GOAL OF THE EXERCISE:
Reproduce the data that follows in its entirety, character for character.
---
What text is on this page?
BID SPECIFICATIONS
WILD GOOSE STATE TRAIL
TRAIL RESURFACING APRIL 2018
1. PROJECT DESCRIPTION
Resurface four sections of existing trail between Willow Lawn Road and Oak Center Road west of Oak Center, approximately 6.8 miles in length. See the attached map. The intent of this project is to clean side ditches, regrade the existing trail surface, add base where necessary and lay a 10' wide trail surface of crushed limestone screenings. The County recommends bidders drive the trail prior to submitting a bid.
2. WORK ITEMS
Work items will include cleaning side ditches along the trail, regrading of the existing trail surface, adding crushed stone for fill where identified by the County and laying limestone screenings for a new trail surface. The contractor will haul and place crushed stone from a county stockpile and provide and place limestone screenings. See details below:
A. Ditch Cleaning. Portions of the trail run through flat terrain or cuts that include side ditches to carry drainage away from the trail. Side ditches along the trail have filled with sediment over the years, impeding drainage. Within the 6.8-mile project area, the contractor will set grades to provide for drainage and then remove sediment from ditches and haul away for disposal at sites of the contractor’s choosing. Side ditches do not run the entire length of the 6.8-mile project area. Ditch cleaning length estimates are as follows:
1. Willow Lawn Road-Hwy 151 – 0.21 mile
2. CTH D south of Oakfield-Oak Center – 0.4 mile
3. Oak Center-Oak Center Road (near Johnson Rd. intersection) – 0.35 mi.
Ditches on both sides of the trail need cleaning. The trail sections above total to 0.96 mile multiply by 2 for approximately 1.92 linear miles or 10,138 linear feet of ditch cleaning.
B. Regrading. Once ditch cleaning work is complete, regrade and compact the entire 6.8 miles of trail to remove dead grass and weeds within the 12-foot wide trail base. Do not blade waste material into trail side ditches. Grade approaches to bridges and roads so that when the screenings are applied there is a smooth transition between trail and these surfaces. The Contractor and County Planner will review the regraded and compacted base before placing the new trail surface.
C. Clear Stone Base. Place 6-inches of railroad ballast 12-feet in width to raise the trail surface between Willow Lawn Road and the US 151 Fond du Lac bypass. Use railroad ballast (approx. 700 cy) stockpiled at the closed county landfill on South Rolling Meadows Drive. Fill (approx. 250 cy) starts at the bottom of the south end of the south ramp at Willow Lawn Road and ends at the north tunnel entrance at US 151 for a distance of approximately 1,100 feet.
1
---
WRITTEN RESPONSE:
What text is on this page?
BID SPECIFICATIONS
WILD GOOSE STATE TRAIL
TRAIL RESURFACING APRIL 2018
1. PROJECT DESCRIPTION
Resurface four sections of existing trail between Willow Lawn Road and Oak Center Road west of Oak Center, approximately 6.8 miles in length. See the attached map. The intent of this project is to clean side ditches, regrade the existing trail surface, add base where necessary and lay a 10' wide trail surface of crushed limestone screenings. The County recommends bidders drive the trail prior to submitting a bid.
2. WORK ITEMS
Work items will include cleaning side ditches along the trail, regrading of the existing trail surface, adding crushed stone for fill where identified by the County and laying limestone screenings for a new trail surface. The contractor will haul and place crushed stone from a county stockpile and provide and place limestone screenings. See details below:
A. Ditch Cleaning. Portions of the trail run through flat terrain or cuts that include side ditches to carry drainage away from the trail. Side ditches along the trail have filled with sediment over the years, impeding drainage. Within the 6.8-mile project area, the contractor will set grades to provide for drainage and then remove sediment from ditches and haul away for disposal at sites of the contractor’s choosing. Side ditches do not run the entire length of the 6.8-mile project area. Ditch cleaning length estimates are as follows:
1. Willow Lawn Road-Hwy 151 – 0.21 mile
2. CTH D south of Oakfield-Oak Center – 0.4 mile
3. Oak Center-Oak Center Road (near Johnson Rd. intersection) – 0.35 mi.
Ditches on both sides of the trail need cleaning. The trail sections above total to 0.96 mile multiply by 2 for approximately 1.92 linear miles or 10,138 linear feet of ditch cleaning.
B. Regrading. Once ditch cleaning work is complete, regrade and compact the entire 6.8 miles of trail to remove dead grass and weeds within the 12-foot wide trail base. Do not blade waste material into trail side ditches. Grade approaches to bridges and roads so that when the screenings are applied there is a smooth transition between trail and these surfaces. The Contractor and County Planner will review the regraded and compacted base before placing the new trail surface.
C. Clear Stone Base. Place 6-inches of railroad ballast 12-feet in width to raise the trail surface between Willow Lawn Road and the US 151 Fond du Lac bypass. Use railroad ballast (approx. 700 cy) stockpiled at the closed county landfill on South Rolling Meadows Drive. Fill (approx. 250 cy) starts at the bottom of the south end of the south ramp at Willow Lawn Road and ends at the north tunnel entrance at US 151 for a distance of approximately 1,100 feet.
1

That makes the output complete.